## Start Stored rows

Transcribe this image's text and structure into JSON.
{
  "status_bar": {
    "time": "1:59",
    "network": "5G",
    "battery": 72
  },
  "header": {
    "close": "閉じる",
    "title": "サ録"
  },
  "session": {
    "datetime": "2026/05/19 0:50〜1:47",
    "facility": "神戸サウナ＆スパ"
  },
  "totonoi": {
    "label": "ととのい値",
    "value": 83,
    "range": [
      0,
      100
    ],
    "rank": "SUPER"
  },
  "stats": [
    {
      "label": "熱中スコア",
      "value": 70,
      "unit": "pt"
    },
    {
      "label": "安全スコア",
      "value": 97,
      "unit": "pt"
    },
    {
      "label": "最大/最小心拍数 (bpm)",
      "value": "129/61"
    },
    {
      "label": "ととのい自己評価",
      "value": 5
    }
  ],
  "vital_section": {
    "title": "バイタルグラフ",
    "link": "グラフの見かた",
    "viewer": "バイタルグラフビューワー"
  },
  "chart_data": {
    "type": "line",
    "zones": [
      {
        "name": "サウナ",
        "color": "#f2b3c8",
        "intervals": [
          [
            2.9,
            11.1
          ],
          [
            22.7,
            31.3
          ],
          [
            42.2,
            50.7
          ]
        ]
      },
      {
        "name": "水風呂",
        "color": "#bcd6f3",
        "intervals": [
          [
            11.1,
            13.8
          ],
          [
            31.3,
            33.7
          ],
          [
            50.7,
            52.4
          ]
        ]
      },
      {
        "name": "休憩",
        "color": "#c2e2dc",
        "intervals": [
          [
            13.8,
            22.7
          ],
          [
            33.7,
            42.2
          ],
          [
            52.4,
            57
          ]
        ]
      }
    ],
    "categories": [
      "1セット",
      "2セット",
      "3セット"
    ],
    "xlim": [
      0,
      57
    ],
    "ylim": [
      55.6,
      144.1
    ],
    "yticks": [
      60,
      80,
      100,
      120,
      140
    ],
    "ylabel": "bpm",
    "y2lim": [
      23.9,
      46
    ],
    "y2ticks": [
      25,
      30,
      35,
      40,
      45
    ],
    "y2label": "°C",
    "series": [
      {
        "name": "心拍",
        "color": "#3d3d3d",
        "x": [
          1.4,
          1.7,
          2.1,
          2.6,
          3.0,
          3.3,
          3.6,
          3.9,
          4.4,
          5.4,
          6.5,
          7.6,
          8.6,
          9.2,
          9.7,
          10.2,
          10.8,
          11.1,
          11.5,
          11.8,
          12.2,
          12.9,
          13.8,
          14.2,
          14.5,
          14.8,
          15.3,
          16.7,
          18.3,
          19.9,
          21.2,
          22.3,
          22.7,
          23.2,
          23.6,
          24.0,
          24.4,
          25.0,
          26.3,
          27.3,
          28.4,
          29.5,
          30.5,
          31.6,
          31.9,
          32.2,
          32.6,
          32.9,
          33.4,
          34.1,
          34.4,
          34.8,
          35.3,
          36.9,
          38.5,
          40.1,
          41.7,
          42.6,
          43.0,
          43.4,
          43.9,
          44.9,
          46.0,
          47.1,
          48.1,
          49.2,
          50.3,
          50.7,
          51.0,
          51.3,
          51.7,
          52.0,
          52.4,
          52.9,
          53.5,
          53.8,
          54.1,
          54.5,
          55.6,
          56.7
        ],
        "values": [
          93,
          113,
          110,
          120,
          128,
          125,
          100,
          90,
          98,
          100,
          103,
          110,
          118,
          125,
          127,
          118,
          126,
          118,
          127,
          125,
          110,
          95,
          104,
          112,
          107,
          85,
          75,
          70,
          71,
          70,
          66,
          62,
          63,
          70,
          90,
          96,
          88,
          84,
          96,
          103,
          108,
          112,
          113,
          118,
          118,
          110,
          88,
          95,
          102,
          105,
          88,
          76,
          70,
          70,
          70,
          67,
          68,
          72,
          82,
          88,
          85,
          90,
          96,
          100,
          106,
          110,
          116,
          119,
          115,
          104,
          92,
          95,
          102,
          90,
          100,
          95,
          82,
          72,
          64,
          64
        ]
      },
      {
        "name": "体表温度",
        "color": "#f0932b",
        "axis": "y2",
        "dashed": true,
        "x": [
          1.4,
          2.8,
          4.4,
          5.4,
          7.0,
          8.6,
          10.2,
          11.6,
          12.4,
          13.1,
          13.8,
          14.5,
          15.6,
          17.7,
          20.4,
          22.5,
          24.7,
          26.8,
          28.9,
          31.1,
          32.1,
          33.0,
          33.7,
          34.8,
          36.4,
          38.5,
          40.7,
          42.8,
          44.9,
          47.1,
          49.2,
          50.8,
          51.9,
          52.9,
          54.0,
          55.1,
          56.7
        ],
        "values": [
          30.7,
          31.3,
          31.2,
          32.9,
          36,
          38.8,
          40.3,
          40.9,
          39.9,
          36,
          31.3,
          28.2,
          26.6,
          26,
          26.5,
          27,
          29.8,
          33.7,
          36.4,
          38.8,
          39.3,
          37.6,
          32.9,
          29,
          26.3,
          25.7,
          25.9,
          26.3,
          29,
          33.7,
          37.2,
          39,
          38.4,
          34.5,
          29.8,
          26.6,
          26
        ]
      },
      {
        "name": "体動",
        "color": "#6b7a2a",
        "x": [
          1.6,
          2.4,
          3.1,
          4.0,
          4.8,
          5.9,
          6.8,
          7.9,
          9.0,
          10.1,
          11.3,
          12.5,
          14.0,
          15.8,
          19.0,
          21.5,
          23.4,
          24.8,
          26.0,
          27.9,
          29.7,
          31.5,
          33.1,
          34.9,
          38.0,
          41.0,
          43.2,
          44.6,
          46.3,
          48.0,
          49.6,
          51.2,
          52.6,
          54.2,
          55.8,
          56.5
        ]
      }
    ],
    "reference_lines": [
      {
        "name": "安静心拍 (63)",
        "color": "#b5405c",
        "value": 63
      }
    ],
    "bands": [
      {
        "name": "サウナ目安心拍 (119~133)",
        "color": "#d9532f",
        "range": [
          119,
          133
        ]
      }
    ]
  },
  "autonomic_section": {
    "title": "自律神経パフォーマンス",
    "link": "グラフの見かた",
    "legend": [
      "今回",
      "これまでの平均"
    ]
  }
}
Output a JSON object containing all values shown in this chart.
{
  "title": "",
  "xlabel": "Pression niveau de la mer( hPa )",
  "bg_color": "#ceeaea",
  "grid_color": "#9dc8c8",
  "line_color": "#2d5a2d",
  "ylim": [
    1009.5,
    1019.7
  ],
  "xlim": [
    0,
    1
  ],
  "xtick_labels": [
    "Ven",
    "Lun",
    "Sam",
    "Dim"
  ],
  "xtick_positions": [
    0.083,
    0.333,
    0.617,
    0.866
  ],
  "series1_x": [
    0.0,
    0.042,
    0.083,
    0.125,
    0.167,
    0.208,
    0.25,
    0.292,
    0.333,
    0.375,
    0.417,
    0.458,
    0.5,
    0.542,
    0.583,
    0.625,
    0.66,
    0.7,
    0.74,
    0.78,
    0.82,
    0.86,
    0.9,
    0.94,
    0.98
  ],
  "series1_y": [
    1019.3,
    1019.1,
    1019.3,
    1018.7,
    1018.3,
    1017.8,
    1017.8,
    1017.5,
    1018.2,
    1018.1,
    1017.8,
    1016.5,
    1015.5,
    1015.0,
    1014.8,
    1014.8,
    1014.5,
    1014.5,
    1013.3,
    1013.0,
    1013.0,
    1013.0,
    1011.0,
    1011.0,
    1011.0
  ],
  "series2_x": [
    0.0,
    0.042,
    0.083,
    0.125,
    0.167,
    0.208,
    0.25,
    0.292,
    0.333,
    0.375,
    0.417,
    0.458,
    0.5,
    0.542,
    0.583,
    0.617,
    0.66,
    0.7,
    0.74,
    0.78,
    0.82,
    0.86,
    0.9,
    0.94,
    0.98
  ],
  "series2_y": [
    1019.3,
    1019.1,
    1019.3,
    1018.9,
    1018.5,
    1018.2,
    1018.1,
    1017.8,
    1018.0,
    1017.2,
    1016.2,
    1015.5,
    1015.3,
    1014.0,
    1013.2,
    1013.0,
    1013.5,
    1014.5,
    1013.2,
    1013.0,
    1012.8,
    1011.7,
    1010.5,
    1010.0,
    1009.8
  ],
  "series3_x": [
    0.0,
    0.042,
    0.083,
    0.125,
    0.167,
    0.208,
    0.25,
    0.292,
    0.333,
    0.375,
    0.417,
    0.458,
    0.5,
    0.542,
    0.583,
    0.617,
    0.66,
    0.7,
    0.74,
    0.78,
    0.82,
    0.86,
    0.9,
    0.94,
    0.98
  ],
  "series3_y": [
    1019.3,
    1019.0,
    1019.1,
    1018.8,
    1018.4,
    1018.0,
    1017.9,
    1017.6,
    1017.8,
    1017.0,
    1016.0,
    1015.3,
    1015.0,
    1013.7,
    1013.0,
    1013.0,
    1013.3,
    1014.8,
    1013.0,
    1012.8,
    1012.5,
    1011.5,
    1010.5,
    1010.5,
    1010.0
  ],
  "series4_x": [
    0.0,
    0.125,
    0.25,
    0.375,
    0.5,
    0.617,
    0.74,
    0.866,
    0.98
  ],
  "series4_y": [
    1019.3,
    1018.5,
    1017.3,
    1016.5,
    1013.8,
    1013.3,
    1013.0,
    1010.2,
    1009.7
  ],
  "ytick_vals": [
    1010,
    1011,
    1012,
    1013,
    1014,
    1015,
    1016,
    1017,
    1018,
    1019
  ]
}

## End Stored rows

Work required: Every line of the records that includes the word "name" should be gathered.

Solution to this task:
        "name": "サウナ",
        "name": "水風呂",
        "name": "休憩",
        "name": "心拍",
        "name": "体表温度",
        "name": "体動",
        "name": "安静心拍 (63)",
        "name": "サウナ目安心拍 (119~133)",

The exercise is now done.